Write out, without any change, the lines of the material from the line that contains "Give me the" to the line that contains "verified-badge-icon[interactable] [157,12,175,30]", both included, and leave the pictures out of your answer.

§ TASK INPUTS

+ + + + +

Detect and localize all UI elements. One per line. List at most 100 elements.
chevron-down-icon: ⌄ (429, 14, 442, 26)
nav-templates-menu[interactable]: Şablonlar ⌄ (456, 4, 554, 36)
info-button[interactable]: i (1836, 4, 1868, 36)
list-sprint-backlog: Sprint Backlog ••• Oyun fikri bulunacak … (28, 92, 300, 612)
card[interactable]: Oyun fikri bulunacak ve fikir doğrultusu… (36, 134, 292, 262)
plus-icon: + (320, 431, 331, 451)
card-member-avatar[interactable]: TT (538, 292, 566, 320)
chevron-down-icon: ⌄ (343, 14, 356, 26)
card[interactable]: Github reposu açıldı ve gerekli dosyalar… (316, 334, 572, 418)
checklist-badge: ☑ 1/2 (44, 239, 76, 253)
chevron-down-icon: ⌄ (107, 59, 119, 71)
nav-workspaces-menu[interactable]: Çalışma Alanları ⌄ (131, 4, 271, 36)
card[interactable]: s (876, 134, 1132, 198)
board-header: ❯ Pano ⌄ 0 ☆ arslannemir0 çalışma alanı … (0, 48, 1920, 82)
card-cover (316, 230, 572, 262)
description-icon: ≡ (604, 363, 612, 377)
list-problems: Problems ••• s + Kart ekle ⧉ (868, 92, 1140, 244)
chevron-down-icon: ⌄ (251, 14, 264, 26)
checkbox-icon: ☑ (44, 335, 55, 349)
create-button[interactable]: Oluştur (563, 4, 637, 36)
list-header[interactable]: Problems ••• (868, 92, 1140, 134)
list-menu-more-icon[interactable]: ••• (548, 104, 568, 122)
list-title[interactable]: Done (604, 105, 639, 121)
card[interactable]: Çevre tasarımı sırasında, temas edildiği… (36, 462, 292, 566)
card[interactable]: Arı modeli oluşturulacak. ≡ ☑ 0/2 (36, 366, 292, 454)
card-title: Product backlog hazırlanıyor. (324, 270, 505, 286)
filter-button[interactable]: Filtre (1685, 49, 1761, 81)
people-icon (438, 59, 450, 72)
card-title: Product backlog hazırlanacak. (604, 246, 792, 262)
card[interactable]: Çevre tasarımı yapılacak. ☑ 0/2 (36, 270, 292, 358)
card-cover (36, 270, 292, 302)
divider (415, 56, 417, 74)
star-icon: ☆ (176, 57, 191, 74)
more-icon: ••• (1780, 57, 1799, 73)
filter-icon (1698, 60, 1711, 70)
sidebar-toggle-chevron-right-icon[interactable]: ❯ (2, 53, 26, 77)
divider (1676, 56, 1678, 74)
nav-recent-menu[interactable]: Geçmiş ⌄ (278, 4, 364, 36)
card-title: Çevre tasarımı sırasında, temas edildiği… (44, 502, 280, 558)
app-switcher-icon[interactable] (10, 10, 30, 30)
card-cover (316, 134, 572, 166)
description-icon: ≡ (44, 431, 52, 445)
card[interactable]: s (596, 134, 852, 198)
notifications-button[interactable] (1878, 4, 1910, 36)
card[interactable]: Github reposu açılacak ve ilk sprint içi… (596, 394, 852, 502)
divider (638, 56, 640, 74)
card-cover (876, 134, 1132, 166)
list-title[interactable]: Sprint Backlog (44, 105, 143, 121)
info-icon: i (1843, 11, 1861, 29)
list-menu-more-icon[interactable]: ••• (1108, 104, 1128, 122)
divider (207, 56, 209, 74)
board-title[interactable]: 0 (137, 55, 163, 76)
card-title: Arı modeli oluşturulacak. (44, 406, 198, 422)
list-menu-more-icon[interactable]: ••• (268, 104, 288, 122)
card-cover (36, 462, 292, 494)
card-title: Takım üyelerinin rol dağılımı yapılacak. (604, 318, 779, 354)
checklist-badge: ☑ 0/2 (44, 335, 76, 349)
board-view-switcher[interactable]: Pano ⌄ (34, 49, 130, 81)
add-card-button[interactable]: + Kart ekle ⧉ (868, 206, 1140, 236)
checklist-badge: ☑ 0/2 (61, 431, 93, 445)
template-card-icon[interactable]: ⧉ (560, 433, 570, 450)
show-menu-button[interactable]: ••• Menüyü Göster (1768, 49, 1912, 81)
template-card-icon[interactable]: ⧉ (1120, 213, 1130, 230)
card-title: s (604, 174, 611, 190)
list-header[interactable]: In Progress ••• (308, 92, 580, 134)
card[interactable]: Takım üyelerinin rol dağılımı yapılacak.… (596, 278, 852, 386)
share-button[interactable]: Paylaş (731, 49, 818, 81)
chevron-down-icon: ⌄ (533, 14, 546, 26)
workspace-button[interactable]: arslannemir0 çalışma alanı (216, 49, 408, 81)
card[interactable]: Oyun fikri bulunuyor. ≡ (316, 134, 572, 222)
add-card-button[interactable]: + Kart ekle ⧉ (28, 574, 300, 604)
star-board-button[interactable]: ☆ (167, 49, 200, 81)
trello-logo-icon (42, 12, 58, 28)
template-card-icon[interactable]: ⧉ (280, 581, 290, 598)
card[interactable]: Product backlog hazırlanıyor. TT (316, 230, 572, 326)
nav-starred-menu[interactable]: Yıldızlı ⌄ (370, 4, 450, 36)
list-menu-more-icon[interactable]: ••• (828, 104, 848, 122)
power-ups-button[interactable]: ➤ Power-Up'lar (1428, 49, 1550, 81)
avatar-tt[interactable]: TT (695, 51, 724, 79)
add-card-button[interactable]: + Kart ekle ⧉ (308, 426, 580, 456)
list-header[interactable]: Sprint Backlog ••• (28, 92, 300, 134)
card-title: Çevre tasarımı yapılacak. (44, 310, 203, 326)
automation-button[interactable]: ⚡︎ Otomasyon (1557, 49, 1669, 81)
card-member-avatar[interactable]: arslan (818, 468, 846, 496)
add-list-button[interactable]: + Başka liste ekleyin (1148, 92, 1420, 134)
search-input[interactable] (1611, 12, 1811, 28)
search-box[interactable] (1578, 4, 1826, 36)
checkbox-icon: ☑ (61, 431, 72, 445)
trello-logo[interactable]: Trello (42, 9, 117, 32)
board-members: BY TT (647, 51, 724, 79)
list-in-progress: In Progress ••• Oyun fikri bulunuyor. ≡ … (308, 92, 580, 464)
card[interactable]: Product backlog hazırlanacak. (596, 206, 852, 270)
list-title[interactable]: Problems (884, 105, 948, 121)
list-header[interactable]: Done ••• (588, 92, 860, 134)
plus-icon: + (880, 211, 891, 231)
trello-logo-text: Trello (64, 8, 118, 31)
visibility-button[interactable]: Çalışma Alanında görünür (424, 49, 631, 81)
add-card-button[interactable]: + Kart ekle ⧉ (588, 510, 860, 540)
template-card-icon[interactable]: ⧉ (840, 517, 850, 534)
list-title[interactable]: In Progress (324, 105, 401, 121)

+ + + + +

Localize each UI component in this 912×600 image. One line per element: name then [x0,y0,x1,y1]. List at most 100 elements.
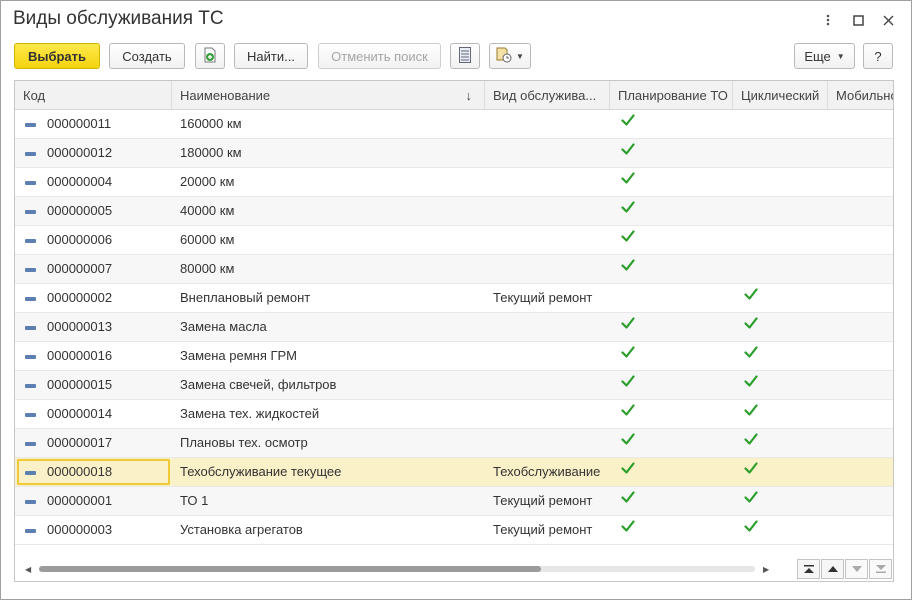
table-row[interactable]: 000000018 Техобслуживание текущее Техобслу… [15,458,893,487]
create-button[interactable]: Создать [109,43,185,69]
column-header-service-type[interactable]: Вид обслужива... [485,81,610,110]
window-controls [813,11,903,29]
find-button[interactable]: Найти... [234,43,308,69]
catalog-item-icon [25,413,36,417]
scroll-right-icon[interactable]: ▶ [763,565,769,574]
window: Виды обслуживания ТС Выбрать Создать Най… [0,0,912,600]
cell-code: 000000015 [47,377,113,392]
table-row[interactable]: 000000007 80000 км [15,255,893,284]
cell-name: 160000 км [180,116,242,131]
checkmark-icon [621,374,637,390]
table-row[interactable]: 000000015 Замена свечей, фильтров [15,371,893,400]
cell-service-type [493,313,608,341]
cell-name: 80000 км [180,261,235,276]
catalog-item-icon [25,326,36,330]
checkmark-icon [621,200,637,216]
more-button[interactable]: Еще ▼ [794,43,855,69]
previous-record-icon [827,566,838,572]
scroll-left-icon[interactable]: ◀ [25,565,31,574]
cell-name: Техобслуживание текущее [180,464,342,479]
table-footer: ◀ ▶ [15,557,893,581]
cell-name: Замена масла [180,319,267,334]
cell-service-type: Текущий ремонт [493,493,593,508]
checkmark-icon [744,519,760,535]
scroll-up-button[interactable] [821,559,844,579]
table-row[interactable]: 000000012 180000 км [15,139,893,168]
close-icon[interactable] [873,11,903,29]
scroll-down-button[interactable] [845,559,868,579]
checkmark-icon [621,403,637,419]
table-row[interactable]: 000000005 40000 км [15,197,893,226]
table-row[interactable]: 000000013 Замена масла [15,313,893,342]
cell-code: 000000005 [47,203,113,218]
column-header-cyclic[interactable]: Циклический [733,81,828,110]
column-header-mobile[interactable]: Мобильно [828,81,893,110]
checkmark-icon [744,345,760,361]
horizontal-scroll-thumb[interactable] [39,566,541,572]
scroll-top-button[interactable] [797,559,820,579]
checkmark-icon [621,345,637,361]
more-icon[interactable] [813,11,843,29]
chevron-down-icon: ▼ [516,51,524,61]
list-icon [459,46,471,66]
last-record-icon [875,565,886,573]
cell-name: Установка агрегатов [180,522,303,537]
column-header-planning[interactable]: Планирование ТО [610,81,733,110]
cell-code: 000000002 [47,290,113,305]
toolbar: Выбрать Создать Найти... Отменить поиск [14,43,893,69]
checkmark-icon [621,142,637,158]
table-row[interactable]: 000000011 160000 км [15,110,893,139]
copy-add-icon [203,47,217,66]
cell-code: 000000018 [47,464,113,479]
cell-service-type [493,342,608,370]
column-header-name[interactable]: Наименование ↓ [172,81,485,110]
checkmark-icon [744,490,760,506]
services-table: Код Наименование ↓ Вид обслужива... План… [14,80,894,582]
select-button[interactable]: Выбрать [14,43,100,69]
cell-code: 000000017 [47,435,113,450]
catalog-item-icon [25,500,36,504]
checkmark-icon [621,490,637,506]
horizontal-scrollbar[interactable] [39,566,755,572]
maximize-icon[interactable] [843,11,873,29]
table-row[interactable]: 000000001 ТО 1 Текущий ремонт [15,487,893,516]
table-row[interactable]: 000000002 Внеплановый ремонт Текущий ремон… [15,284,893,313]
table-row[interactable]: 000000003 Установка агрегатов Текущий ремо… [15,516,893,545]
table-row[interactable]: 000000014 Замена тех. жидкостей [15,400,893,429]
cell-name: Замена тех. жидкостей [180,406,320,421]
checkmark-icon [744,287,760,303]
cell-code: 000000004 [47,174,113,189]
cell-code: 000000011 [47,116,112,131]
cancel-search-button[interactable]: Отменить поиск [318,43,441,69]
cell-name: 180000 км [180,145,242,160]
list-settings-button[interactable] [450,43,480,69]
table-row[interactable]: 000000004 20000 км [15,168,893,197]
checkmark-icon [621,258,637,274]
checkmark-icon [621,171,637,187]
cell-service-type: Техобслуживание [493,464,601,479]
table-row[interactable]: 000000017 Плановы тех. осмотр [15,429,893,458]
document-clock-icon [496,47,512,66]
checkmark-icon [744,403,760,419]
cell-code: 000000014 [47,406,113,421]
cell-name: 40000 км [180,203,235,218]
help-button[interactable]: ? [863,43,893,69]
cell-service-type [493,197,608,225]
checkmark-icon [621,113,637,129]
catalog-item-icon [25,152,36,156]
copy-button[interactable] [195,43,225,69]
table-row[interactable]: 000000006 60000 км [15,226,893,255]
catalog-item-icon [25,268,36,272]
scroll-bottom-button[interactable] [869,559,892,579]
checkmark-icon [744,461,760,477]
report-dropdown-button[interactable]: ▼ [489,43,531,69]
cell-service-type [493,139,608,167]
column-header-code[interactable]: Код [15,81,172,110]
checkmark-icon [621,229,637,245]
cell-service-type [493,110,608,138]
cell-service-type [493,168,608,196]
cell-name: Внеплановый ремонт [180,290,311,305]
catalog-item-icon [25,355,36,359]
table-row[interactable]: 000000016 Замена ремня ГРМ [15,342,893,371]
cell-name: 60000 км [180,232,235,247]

+ + + + +

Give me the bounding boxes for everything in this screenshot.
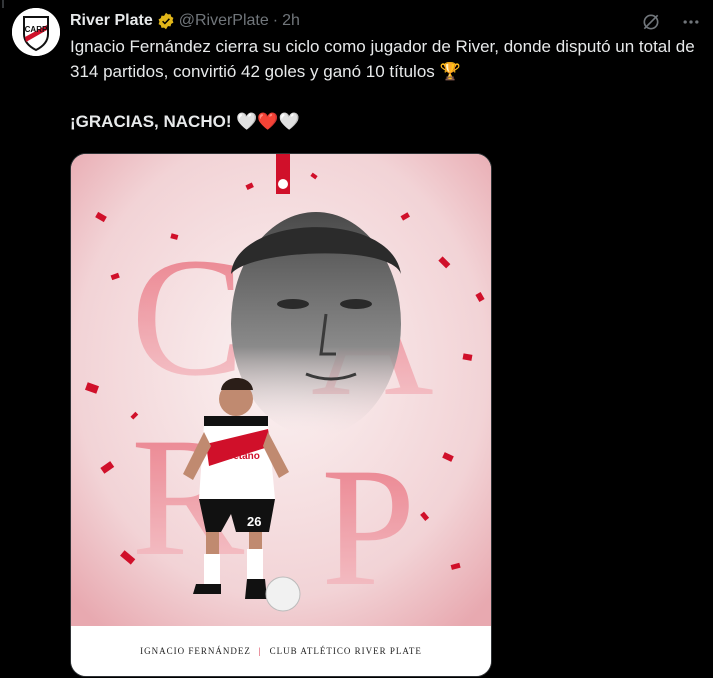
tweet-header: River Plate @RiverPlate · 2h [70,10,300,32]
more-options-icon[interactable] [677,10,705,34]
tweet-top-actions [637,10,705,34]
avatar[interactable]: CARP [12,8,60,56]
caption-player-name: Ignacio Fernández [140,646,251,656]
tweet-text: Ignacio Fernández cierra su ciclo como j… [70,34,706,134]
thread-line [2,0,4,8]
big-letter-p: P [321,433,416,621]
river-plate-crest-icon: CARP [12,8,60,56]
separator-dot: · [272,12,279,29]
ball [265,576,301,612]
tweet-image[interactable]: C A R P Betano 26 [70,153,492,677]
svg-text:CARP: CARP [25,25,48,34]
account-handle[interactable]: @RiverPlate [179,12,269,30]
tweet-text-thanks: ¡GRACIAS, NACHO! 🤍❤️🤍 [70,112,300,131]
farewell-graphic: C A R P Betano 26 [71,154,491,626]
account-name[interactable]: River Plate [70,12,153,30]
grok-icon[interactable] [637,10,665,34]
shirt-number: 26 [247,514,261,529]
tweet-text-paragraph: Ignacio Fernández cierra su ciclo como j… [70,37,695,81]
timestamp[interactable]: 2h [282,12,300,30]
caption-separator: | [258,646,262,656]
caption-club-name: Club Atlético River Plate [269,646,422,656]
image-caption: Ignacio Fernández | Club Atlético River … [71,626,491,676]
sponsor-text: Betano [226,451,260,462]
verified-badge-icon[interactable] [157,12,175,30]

+ + + + +

§ RESULT OF THIS TASK
Give me the bounding boxes for everything in this screenshot.
tweet-header: River Plate @RiverPlate · 2h [70,10,300,32]
more-options-icon[interactable] [677,10,705,34]
tweet-top-actions [637,10,705,34]
avatar[interactable]: CARP [12,8,60,56]
caption-player-name: Ignacio Fernández [140,646,251,656]
tweet-text: Ignacio Fernández cierra su ciclo como j… [70,34,706,134]
thread-line [2,0,4,8]
big-letter-p: P [321,433,416,621]
river-plate-crest-icon: CARP [12,8,60,56]
separator-dot: · [272,12,279,29]
ball [265,576,301,612]
tweet-image[interactable]: C A R P Betano 26 [70,153,492,677]
svg-text:CARP: CARP [25,25,48,34]
account-handle[interactable]: @RiverPlate [179,12,269,30]
tweet-text-thanks: ¡GRACIAS, NACHO! 🤍❤️🤍 [70,112,300,131]
farewell-graphic: C A R P Betano 26 [71,154,491,626]
account-name[interactable]: River Plate [70,12,153,30]
grok-icon[interactable] [637,10,665,34]
shirt-number: 26 [247,514,261,529]
tweet-text-paragraph: Ignacio Fernández cierra su ciclo como j… [70,37,695,81]
timestamp[interactable]: 2h [282,12,300,30]
caption-separator: | [258,646,262,656]
caption-club-name: Club Atlético River Plate [269,646,422,656]
image-caption: Ignacio Fernández | Club Atlético River … [71,626,491,676]
sponsor-text: Betano [226,451,260,462]
verified-badge-icon[interactable] [157,12,175,30]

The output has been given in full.